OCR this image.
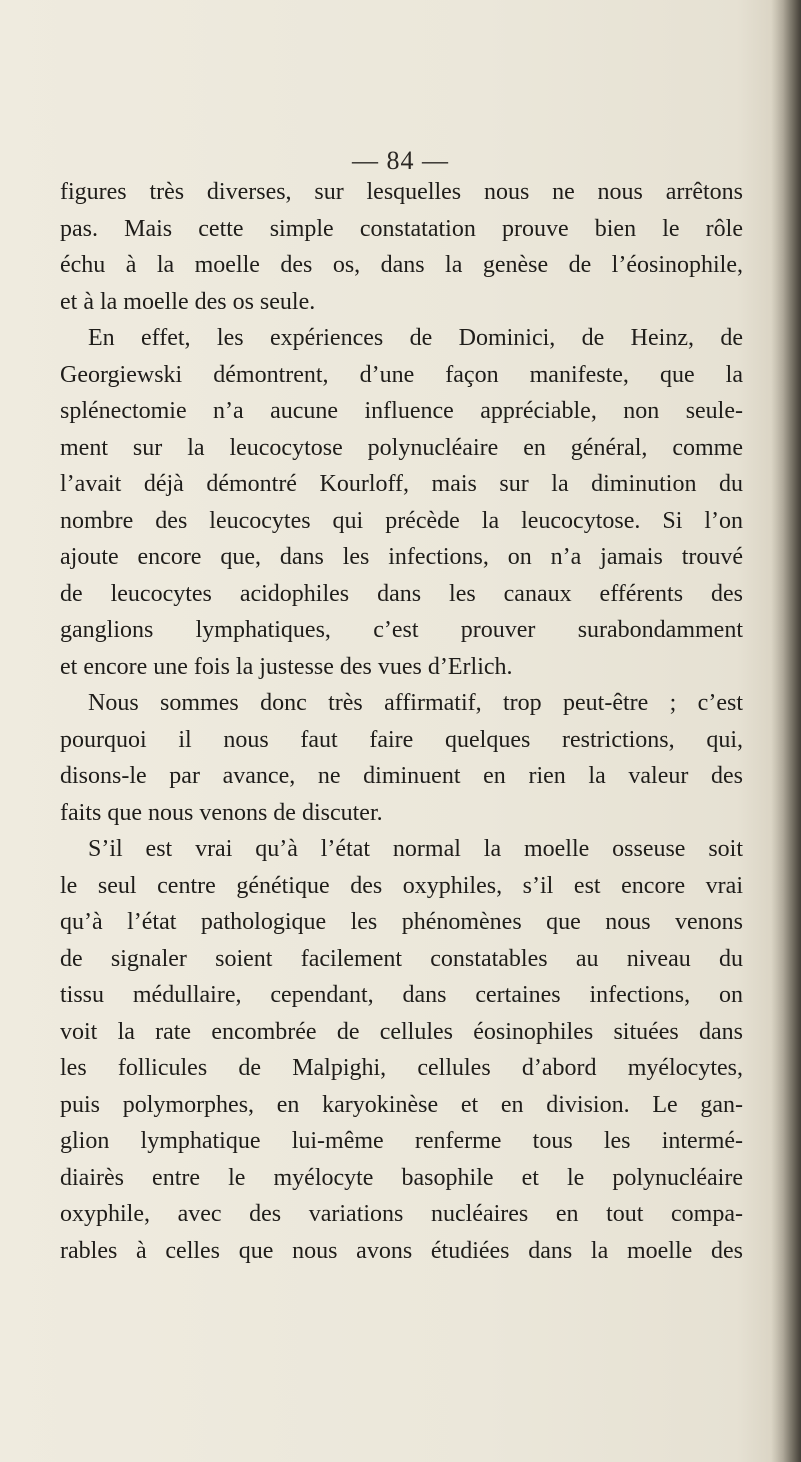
— 84 —
figures très diverses, sur lesquelles nous ne nous arrêtons
pas. Mais cette simple constatation prouve bien le rôle
échu à la moelle des os, dans la genèse de l’éosinophile,
et à la moelle des os seule.
En effet, les expériences de Dominici, de Heinz, de
Georgiewski démontrent, d’une façon manifeste, que la
splénectomie n’a aucune influence appréciable, non seule-
ment sur la leucocytose polynucléaire en général, comme
l’avait déjà démontré Kourloff, mais sur la diminution du
nombre des leucocytes qui précède la leucocytose. Si l’on
ajoute encore que, dans les infections, on n’a jamais trouvé
de leucocytes acidophiles dans les canaux efférents des
ganglions lymphatiques, c’est prouver surabondamment
et encore une fois la justesse des vues d’Erlich.
Nous sommes donc très affirmatif, trop peut-être ; c’est
pourquoi il nous faut faire quelques restrictions, qui,
disons-le par avance, ne diminuent en rien la valeur des
faits que nous venons de discuter.
S’il est vrai qu’à l’état normal la moelle osseuse soit
le seul centre génétique des oxyphiles, s’il est encore vrai
qu’à l’état pathologique les phénomènes que nous venons
de signaler soient facilement constatables au niveau du
tissu médullaire, cependant, dans certaines infections, on
voit la rate encombrée de cellules éosinophiles situées dans
les follicules de Malpighi, cellules d’abord myélocytes,
puis polymorphes, en karyokinèse et en division. Le gan-
glion lymphatique lui-même renferme tous les intermé-
diairès entre le myélocyte basophile et le polynucléaire
oxyphile, avec des variations nucléaires en tout compa-
rables à celles que nous avons étudiées dans la moelle des
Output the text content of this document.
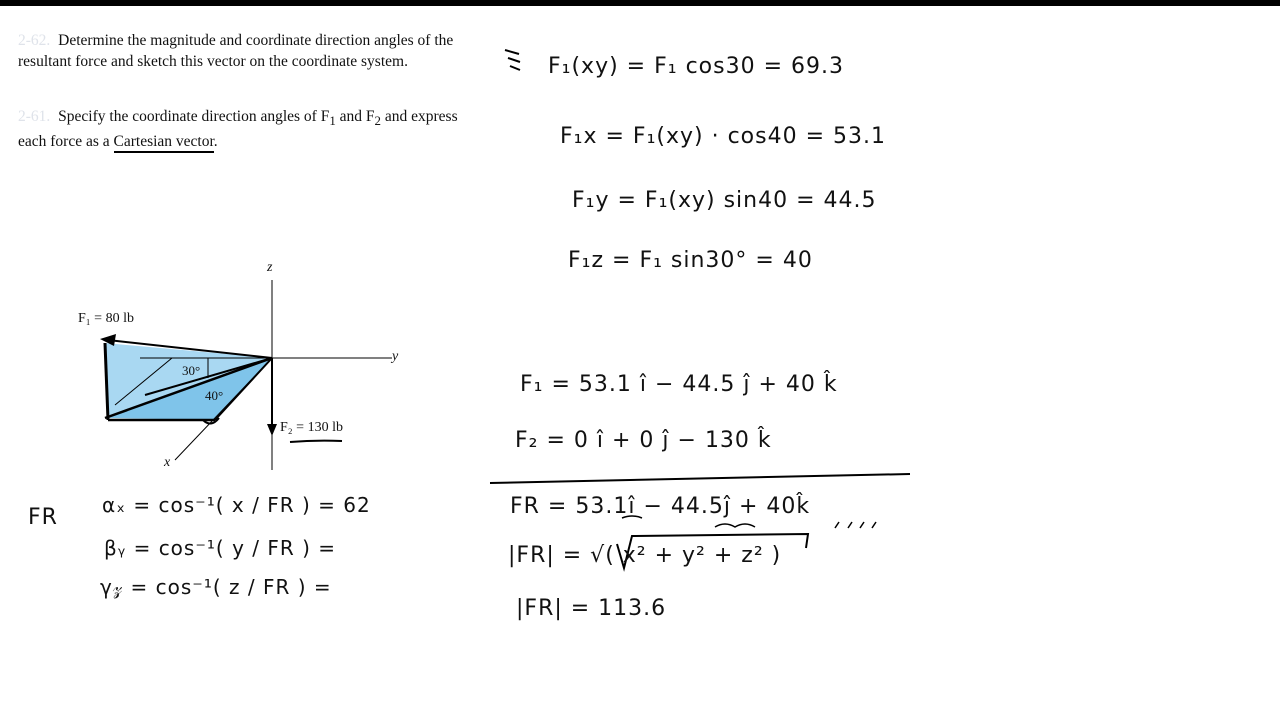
2-62. Determine the magnitude and coordinate direction angles of the resultant force and sketch this vector on the coordinate system.
2-61. Specify the coordinate direction angles of $F_1$ and $F_2$ and express each force as a Cartesian vector.
F₁ = 80 lb
F₂ = 130 lb
z
y
x
30°
40°
F₁(xy) = F₁ cos30 = 69.3
F₁x = F₁(xy) · cos40 = 53.1
F₁y = F₁(xy) sin40 = 44.5
F₁z = F₁ sin30° = 40
F₁ = 53.1 î − 44.5 ĵ + 40 k̂
F₂ = 0 î + 0 ĵ − 130 k̂
FR = 53.1î − 44.5ĵ + 40k̂
|FR| = √( x² + y² + z² )
|FR| = 113.6
FR αₓ = cos⁻¹( x / FR ) = 62
βᵧ = cos⁻¹( y / FR ) =
γ𝓏 = cos⁻¹( z / FR ) =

→ Short exercise
Exactly the lines from the line with "Output the text content of this document." through the last line of the listing, both included, should be extracted, and the pictures left behind.

→ Full output
Output the text content of this document.
2-62. Determine the magnitude and coordinate direction angles of the resultant force and sketch this vector on the coordinate system.
2-61. Specify the coordinate direction angles of $F_1$ and $F_2$ and express each force as a Cartesian vector.
F₁ = 80 lb
F₂ = 130 lb
z
y
x
30°
40°
F₁(xy) = F₁ cos30 = 69.3
F₁x = F₁(xy) · cos40 = 53.1
F₁y = F₁(xy) sin40 = 44.5
F₁z = F₁ sin30° = 40
F₁ = 53.1 î − 44.5 ĵ + 40 k̂
F₂ = 0 î + 0 ĵ − 130 k̂
FR = 53.1î − 44.5ĵ + 40k̂
|FR| = √( x² + y² + z² )
|FR| = 113.6
FR αₓ = cos⁻¹( x / FR ) = 62
βᵧ = cos⁻¹( y / FR ) =
γ𝓏 = cos⁻¹( z / FR ) =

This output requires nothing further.